GOAL = Within the material below, find each line bearing the word "глаз" and present it.

DATA RECORDS =
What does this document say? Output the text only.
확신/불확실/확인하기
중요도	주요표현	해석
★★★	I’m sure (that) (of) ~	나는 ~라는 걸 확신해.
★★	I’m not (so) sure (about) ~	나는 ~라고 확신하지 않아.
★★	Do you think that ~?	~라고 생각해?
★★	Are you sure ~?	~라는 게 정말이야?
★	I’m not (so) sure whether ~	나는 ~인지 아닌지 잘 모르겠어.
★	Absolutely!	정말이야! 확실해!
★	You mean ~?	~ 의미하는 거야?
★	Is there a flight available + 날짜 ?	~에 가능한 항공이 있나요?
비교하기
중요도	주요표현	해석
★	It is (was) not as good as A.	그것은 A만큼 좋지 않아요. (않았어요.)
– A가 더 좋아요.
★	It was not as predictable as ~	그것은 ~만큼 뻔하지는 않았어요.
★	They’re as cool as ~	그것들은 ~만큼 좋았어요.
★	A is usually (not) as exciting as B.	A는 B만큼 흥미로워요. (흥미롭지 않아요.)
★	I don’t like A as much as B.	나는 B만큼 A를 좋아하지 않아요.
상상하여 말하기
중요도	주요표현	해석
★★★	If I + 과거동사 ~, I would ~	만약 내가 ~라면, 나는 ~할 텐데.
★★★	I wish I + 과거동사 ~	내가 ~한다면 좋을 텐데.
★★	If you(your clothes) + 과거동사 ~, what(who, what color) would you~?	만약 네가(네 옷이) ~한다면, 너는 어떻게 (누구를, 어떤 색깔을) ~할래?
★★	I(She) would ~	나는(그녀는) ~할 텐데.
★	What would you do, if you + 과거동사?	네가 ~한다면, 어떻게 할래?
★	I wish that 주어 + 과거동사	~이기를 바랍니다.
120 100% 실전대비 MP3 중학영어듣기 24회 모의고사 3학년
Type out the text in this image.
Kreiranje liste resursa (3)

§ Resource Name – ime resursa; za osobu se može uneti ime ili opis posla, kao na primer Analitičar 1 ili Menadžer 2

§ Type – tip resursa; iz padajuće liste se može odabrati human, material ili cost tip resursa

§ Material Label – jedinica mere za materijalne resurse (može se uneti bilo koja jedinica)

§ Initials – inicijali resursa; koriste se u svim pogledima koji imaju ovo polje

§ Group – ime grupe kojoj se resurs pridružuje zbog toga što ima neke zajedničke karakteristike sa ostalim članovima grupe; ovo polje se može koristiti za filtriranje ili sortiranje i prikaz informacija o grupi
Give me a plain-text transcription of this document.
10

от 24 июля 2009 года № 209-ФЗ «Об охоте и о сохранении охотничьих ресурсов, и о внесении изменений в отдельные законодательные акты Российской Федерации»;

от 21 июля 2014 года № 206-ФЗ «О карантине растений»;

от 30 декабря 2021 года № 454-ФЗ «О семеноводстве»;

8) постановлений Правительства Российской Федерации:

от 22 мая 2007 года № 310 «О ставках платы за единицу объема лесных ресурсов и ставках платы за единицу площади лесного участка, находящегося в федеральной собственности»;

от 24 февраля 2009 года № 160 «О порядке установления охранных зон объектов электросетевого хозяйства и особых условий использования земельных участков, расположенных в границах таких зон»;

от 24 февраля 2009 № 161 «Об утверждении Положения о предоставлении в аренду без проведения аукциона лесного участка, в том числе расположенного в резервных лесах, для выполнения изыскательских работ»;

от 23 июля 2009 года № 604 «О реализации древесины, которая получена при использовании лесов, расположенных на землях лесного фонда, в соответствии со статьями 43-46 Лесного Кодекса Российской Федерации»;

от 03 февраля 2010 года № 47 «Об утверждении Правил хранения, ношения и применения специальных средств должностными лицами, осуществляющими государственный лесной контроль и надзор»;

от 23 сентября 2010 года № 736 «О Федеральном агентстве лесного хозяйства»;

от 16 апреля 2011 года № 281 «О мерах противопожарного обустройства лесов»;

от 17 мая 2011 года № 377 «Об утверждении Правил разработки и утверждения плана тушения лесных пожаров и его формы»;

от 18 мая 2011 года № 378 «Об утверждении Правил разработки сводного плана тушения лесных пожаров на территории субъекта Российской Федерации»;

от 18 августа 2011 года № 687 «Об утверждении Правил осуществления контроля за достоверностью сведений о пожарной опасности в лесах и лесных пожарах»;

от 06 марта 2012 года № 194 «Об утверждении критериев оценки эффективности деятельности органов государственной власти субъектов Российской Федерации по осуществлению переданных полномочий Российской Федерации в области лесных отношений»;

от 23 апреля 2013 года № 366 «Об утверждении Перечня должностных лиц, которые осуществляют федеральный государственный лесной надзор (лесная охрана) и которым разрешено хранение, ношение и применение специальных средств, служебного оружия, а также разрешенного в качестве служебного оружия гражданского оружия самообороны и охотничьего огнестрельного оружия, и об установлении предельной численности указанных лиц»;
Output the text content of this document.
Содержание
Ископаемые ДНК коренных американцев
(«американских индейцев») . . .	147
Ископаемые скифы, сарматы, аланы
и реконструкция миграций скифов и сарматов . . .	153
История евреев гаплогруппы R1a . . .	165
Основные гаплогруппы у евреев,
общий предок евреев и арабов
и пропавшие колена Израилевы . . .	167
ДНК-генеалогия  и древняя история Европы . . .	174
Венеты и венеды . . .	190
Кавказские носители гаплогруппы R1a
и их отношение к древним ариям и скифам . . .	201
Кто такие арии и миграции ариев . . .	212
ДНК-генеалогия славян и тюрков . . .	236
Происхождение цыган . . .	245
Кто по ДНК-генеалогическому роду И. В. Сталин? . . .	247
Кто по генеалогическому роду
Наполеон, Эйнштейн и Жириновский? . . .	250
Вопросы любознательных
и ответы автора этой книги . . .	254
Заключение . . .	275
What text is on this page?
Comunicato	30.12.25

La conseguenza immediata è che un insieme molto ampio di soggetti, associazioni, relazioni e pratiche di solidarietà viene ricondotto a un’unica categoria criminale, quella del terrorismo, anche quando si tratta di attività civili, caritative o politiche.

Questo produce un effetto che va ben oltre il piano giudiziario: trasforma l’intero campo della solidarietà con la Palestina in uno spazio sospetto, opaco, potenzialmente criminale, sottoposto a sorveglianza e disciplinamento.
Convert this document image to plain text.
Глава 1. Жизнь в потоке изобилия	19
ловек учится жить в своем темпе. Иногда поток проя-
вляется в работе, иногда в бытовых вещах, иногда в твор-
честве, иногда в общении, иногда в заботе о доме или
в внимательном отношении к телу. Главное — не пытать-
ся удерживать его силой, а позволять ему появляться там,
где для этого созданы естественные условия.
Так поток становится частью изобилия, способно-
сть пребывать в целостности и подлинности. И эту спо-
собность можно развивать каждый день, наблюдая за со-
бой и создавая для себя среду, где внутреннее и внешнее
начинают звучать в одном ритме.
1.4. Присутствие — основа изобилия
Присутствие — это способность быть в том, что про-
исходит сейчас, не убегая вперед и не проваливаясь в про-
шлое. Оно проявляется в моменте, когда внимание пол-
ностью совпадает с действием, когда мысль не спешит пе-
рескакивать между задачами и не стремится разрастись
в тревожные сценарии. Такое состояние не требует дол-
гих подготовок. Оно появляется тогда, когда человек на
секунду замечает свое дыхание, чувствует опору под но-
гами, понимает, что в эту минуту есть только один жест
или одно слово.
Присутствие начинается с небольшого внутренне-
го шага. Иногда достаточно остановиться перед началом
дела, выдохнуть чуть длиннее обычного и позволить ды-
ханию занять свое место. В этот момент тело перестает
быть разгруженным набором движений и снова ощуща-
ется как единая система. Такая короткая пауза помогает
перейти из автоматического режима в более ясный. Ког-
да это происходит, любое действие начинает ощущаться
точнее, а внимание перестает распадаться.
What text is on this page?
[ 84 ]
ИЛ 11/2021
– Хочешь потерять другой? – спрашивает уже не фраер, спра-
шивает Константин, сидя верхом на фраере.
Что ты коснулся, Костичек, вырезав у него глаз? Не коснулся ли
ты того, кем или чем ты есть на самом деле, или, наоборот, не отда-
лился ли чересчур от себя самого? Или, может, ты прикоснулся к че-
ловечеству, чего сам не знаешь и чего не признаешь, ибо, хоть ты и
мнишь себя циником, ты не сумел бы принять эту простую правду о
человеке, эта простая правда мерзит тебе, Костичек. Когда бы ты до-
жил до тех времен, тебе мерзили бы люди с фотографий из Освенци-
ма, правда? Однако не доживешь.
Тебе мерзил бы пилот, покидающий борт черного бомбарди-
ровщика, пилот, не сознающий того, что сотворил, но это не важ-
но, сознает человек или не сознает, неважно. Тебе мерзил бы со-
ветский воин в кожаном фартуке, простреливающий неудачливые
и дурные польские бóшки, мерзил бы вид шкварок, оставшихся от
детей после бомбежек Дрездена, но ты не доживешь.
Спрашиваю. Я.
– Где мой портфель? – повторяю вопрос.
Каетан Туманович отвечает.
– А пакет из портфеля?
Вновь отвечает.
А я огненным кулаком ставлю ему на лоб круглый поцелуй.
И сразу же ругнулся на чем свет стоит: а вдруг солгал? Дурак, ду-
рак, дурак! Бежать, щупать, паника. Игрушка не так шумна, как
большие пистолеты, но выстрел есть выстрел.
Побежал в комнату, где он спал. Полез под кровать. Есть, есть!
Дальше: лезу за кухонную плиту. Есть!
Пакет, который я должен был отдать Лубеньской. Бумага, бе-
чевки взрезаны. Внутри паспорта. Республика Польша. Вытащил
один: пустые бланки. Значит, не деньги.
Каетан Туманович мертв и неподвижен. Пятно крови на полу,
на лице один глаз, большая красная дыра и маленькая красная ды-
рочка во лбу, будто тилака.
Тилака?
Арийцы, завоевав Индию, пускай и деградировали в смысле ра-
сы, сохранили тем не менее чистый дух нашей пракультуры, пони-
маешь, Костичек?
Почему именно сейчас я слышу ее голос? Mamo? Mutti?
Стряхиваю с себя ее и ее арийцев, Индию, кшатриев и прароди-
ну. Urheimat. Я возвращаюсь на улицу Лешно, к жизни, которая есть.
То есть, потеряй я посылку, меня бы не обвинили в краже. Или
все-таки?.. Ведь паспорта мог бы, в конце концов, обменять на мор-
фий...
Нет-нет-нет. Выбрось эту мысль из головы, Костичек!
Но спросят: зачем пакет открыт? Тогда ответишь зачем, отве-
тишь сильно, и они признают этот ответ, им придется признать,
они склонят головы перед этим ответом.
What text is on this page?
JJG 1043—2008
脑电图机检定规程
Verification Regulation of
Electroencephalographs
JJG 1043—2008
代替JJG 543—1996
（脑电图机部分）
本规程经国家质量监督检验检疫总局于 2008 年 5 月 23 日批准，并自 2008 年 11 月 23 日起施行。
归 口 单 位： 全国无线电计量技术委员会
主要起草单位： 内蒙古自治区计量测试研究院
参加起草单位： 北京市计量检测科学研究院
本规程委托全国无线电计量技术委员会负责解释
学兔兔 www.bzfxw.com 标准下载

RESPONSE =
Что ты коснулся, Костичек, вырезав у него глаз? Не коснулся ли
на лице один глаз, большая красная дыра и маленькая красная ды-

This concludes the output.